> _Texto para revisar_:
====

¿Cuáles son tus mayores miedos? De seguro las respuestas podrían ir desde los espacios cerrados hasta las alturas. Pero, ¿y si te dijera que también algo tan placentero como comer puede ser el motivo de las fobias de alguien?
Para algunas personas, el acto de sentarse a la mesa puede despertar más angustia que apetito. Aunque menos conocidas que otras como la claustrofobia o la aracnofobia, las fobias alimentarias existen y limitan la experiencia gastronómica de quienes la padecen, ya sea por un alimento, sabor o una textura en concreto, como por el consumo culinario en general.
Cada una de ellas tiene una clasificación diferente. Se trata de trastornos de ansiedad que suelen aparecer en la infancia o adolescencia como mecanismo de defensa ante determinados eventos traumáticos. Te contamos un poco sobre algunas muy raras y otras más comunes de lo que parece.
Sabores prohibidos
El clásico es la neofobia: el “no me gusta” infantil llevado al extremo. Esta fobia remite al rechazo a comer cosas nuevas. Aunque, la reacción en niños es normal, al llegar a la adultez puede convertirse en una fobia que restringe enormemente la dieta. Lo que en principio pudiera leerse como un mecanismo de supervivencia para evitar ingerir algo potencialmente tóxico, limita la inclusión de alimentos necesarios para el organismo o el descubrimiento de recetas.

====

> _Material de origen_:
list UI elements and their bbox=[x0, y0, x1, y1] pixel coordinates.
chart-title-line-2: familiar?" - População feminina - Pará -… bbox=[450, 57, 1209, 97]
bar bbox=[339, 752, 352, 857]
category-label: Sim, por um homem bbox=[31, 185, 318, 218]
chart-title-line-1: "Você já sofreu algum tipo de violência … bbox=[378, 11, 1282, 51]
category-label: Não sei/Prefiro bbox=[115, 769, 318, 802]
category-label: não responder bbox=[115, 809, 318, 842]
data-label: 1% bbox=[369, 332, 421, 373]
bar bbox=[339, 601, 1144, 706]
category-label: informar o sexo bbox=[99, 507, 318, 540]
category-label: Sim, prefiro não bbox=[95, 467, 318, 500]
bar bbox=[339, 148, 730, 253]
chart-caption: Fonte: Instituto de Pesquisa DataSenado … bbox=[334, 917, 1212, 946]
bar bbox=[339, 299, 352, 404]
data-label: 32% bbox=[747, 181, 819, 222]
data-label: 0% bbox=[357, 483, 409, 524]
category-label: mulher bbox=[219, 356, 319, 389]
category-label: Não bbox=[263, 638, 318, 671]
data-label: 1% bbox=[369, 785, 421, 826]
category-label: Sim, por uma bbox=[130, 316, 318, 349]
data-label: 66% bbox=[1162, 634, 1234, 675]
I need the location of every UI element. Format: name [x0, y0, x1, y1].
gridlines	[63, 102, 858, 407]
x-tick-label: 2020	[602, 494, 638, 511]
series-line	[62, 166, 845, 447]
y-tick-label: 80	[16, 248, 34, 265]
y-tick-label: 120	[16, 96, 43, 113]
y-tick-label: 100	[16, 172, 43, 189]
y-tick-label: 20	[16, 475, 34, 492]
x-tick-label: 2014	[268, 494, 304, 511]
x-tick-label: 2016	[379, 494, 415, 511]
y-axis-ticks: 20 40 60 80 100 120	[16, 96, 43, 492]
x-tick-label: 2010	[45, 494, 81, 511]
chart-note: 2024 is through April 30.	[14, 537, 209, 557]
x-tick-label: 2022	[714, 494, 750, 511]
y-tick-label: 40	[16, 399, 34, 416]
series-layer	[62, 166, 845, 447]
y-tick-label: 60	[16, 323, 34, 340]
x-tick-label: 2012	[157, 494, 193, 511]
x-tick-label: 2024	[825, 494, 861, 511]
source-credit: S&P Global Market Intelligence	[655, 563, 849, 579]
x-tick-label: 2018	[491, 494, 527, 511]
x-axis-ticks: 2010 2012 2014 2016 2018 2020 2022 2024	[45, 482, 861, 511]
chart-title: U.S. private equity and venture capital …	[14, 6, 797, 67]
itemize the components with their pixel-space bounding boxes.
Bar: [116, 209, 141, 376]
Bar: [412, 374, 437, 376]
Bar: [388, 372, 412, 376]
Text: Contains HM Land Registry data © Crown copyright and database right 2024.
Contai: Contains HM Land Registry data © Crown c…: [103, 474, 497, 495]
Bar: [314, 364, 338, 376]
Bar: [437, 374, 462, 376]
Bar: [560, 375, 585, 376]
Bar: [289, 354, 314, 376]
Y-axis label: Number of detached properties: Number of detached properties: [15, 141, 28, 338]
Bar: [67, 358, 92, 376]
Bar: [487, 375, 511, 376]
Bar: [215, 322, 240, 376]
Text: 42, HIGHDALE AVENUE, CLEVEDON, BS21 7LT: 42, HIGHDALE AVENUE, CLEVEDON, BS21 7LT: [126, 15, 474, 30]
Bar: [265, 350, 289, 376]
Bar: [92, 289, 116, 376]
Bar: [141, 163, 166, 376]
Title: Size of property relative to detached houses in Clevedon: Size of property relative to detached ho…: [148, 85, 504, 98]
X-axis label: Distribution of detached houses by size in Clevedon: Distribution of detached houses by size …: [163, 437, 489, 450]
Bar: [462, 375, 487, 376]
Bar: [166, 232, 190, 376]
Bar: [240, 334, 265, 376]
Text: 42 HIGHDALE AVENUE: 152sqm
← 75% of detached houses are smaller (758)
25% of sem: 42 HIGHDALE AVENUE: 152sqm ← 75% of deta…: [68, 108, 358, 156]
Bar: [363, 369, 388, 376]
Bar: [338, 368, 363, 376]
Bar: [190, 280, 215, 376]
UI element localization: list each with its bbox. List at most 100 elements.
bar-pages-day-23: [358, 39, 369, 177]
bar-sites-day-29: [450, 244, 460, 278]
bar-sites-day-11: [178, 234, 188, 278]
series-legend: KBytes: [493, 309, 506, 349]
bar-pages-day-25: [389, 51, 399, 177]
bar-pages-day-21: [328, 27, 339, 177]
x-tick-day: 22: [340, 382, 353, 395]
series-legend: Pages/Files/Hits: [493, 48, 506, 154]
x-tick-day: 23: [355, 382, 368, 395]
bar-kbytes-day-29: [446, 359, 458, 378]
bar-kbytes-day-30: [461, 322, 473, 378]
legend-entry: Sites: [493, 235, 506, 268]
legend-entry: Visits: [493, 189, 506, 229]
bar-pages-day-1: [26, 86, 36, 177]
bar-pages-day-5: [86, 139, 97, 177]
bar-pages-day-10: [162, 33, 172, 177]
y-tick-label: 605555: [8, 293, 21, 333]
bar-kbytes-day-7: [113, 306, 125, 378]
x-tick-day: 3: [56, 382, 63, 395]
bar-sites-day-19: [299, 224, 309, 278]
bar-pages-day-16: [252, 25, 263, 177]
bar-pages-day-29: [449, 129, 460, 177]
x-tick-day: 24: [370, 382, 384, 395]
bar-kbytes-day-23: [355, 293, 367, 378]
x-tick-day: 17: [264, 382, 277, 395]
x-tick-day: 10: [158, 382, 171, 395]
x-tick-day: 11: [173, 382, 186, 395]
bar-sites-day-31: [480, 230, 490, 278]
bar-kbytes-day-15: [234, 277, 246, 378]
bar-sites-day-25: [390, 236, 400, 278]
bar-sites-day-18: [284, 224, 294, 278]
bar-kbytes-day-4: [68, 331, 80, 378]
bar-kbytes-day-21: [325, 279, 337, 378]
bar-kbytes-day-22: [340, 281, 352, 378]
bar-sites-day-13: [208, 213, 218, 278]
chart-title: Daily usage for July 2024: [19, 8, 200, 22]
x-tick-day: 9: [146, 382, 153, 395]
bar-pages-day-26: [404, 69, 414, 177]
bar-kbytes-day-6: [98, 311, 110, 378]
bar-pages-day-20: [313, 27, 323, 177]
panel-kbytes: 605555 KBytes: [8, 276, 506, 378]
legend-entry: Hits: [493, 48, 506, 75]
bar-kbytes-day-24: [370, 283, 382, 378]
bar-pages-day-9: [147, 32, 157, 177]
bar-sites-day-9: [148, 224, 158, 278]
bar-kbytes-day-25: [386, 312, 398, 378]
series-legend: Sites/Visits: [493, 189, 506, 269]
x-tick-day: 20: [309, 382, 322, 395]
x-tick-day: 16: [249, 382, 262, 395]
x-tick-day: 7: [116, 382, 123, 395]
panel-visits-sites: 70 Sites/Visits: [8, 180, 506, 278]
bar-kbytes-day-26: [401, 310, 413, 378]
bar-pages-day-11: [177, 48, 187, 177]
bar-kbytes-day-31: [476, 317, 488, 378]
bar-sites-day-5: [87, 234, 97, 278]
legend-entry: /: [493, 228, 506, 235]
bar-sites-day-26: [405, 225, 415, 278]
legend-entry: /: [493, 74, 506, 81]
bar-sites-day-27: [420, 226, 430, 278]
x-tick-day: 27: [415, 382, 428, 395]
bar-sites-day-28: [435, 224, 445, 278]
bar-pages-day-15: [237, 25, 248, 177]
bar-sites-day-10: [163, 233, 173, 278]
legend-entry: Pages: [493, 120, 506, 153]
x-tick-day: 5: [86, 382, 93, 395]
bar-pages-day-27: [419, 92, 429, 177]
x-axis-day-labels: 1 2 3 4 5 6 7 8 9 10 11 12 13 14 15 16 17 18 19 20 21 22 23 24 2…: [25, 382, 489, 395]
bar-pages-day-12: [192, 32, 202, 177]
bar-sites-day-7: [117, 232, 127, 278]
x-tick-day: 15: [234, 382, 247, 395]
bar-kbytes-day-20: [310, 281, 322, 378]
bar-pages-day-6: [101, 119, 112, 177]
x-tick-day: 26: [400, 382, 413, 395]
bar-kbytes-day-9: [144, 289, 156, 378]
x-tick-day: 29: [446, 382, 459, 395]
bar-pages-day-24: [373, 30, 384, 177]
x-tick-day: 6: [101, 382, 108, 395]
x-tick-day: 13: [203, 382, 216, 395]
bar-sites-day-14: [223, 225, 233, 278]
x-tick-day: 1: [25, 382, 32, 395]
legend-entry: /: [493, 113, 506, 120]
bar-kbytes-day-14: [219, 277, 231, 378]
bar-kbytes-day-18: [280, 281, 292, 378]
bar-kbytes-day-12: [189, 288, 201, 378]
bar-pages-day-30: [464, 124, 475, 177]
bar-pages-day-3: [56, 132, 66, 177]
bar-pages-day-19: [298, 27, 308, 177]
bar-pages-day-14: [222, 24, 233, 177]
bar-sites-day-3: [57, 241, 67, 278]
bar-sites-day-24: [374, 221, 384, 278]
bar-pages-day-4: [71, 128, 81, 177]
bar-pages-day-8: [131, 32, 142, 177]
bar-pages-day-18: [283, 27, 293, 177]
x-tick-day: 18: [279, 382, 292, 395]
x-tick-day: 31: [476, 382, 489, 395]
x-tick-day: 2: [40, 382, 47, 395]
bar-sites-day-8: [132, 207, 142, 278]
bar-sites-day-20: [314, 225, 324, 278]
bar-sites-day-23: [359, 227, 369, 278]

====

> _Tarea_: Continúa, por favor, el texto sobre las fobias alimentarias a partir de su última oración. Las filas son un material independiente del texto.

> _Resultado del ejercicio_:
Mientras, quienes han vivido un episodio de atragantamiento, pueden experimentar la fagofobia, justamente el miedo a tragar alimentos. Es así que la sensación que deriva es de ansiedad intensa al enfrentarse a la comida, temiendo ahogarse con cada bocado o incluso cada sorbo. De manera que afecta también la ingesta de medicamentos.
Para tratarla, los especialistas suelen recomendar un enfoque progresivo. Por ejemplo, iniciar con purés muy líquidos e ir incorporando poco a poco texturas más sólidas.
Entre las generales se halla también la cibofobia, que se relaciona con el temor generalizado a los alimentos, especialmente por miedo a intoxicaciones o alergias. Quienes padecen cibofobia revisan obsesivamente fechas de caducidad o la frescura de los ingredientes.
Otras, en cambio, se centran en un alimento en particular, como los vegetales. Es el caso de la lacanofobia, o la micofobia, un terror a los hongos y setas, y la ictiofobia, relacionada con el consumo del pescado. Aún más específica es la araquibutirofobia, el miedo irracional a que la mantequilla de cacahuete se quede pegada al paladar, la alliumfobia, a consumir o estar cerca del ajo o la carnofobia para la aversión a la carne.
Los líquidos tampoco escapan. Para quienes no pueden ni oler el alcohol existe la metifobia, un rechazo exagerado a las sustancias etílicas. Muy similar ocurre con la oenofobia, cuando el miedo se deriva de la posibilidad de ingerir vinos.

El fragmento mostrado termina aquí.